━━ INPUT RECORDS ━━
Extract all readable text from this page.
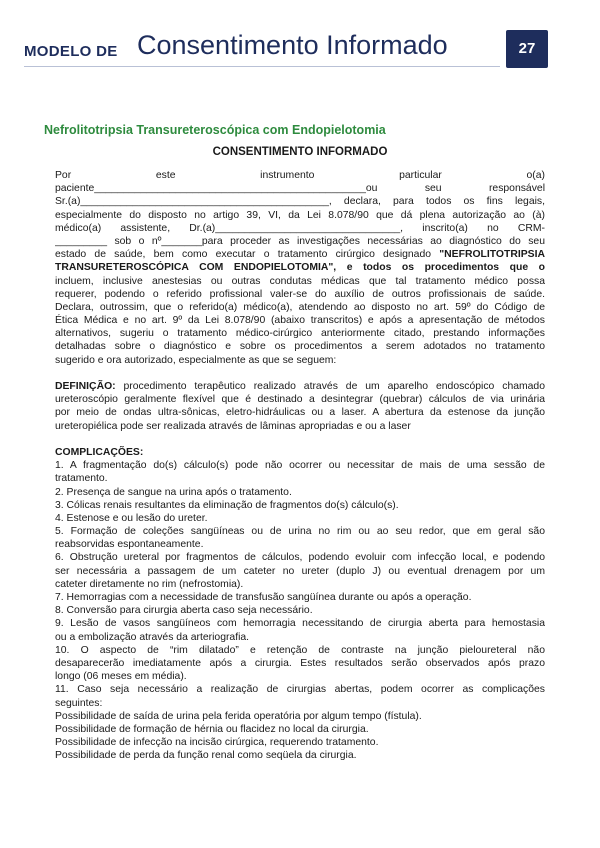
MODELO DE Consentimento Informado	27
Nefrolitotripsia Transureteroscópica com Endopielotomia
CONSENTIMENTO INFORMADO
Por este instrumento particular o(a)
paciente_______________________________________________ou seu responsável
Sr.(a)___________________________________________, declara, para todos os fins legais,
especialmente do disposto no artigo 39, VI, da Lei 8.078/90 que dá plena autorização ao (à)
médico(a) assistente, Dr.(a)________________________________, inscrito(a) no CRM-
_________ sob o nº_______para proceder as investigações necessárias ao diagnóstico do seu
estado de saúde, bem como executar o tratamento cirúrgico designado "NEFROLITOTRIPSIA
TRANSURETEROSCÓPICA COM ENDOPIELOTOMIA", e todos os procedimentos que o
incluem, inclusive anestesias ou outras condutas médicas que tal tratamento médico possa
requerer, podendo o referido profissional valer-se do auxílio de outros profissionais de saúde.
Declara, outrossim, que o referido(a) médico(a), atendendo ao disposto no art. 59º do Código de
Ética Médica e no art. 9º da Lei 8.078/90 (abaixo transcritos) e após a apresentação de métodos
alternativos, sugeriu o tratamento médico-cirúrgico anteriormente citado, prestando informações
detalhadas sobre o diagnóstico e sobre os procedimentos a serem adotados no tratamento
sugerido e ora autorizado, especialmente as que se seguem:
DEFINIÇÃO: procedimento terapêutico realizado através de um aparelho endoscópico chamado
ureteroscópio geralmente flexível que é destinado a desintegrar (quebrar) cálculos de via urinária
por meio de ondas ultra-sônicas, eletro-hidráulicas ou a laser. A abertura da estenose da junção
ureteropiélica pode ser realizada através de lâminas apropriadas e ou a laser
COMPLICAÇÕES:
1. A fragmentação do(s) cálculo(s) pode não ocorrer ou necessitar de mais de uma sessão de
tratamento.
2. Presença de sangue na urina após o tratamento.
3. Cólicas renais resultantes da eliminação de fragmentos do(s) cálculo(s).
4. Estenose e ou lesão do ureter.
5. Formação de coleções sangüíneas ou de urina no rim ou ao seu redor, que em geral são
reabsorvidas espontaneamente.
6. Obstrução ureteral por fragmentos de cálculos, podendo evoluir com infecção local, e podendo
ser necessária a passagem de um cateter no ureter (duplo J) ou eventual drenagem por um
cateter diretamente no rim (nefrostomia).
7. Hemorragias com a necessidade de transfusão sangüínea durante ou após a operação.
8. Conversão para cirurgia aberta caso seja necessário.
9. Lesão de vasos sangüíneos com hemorragia necessitando de cirurgia aberta para hemostasia
ou a embolização através da arteriografia.
10. O aspecto de “rim dilatado” e retenção de contraste na junção pieloureteral não
desaparecerão imediatamente após a cirurgia. Estes resultados serão observados após prazo
longo (06 meses em média).
11. Caso seja necessário a realização de cirurgias abertas, podem ocorrer as complicações
seguintes:
Possibilidade de saída de urina pela ferida operatória por algum tempo (fístula).
Possibilidade de formação de hérnia ou flacidez no local da cirurgia.
Possibilidade de infecção na incisão cirúrgica, requerendo tratamento.
Possibilidade de perda da função renal como seqüela da cirurgia.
━━━
● **TASK REQUIREMENTS**:
Pictures don't belong in the copy. Transcribe every record exactly as it appears.

● **EXERCISE RESPONSE**:
Extract all readable text from this page.
MODELO DE Consentimento Informado	27
Nefrolitotripsia Transureteroscópica com Endopielotomia
CONSENTIMENTO INFORMADO
Por este instrumento particular o(a)
paciente_______________________________________________ou seu responsável
Sr.(a)___________________________________________, declara, para todos os fins legais,
especialmente do disposto no artigo 39, VI, da Lei 8.078/90 que dá plena autorização ao (à)
médico(a) assistente, Dr.(a)________________________________, inscrito(a) no CRM-
_________ sob o nº_______para proceder as investigações necessárias ao diagnóstico do seu
estado de saúde, bem como executar o tratamento cirúrgico designado "NEFROLITOTRIPSIA
TRANSURETEROSCÓPICA COM ENDOPIELOTOMIA", e todos os procedimentos que o
incluem, inclusive anestesias ou outras condutas médicas que tal tratamento médico possa
requerer, podendo o referido profissional valer-se do auxílio de outros profissionais de saúde.
Declara, outrossim, que o referido(a) médico(a), atendendo ao disposto no art. 59º do Código de
Ética Médica e no art. 9º da Lei 8.078/90 (abaixo transcritos) e após a apresentação de métodos
alternativos, sugeriu o tratamento médico-cirúrgico anteriormente citado, prestando informações
detalhadas sobre o diagnóstico e sobre os procedimentos a serem adotados no tratamento
sugerido e ora autorizado, especialmente as que se seguem:
DEFINIÇÃO: procedimento terapêutico realizado através de um aparelho endoscópico chamado
ureteroscópio geralmente flexível que é destinado a desintegrar (quebrar) cálculos de via urinária
por meio de ondas ultra-sônicas, eletro-hidráulicas ou a laser. A abertura da estenose da junção
ureteropiélica pode ser realizada através de lâminas apropriadas e ou a laser
COMPLICAÇÕES:
1. A fragmentação do(s) cálculo(s) pode não ocorrer ou necessitar de mais de uma sessão de
tratamento.
2. Presença de sangue na urina após o tratamento.
3. Cólicas renais resultantes da eliminação de fragmentos do(s) cálculo(s).
4. Estenose e ou lesão do ureter.
5. Formação de coleções sangüíneas ou de urina no rim ou ao seu redor, que em geral são
reabsorvidas espontaneamente.
6. Obstrução ureteral por fragmentos de cálculos, podendo evoluir com infecção local, e podendo
ser necessária a passagem de um cateter no ureter (duplo J) ou eventual drenagem por um
cateter diretamente no rim (nefrostomia).
7. Hemorragias com a necessidade de transfusão sangüínea durante ou após a operação.
8. Conversão para cirurgia aberta caso seja necessário.
9. Lesão de vasos sangüíneos com hemorragia necessitando de cirurgia aberta para hemostasia
ou a embolização através da arteriografia.
10. O aspecto de “rim dilatado” e retenção de contraste na junção pieloureteral não
desaparecerão imediatamente após a cirurgia. Estes resultados serão observados após prazo
longo (06 meses em média).
11. Caso seja necessário a realização de cirurgias abertas, podem ocorrer as complicações
seguintes:
Possibilidade de saída de urina pela ferida operatória por algum tempo (fístula).
Possibilidade de formação de hérnia ou flacidez no local da cirurgia.
Possibilidade de infecção na incisão cirúrgica, requerendo tratamento.
Possibilidade de perda da função renal como seqüela da cirurgia.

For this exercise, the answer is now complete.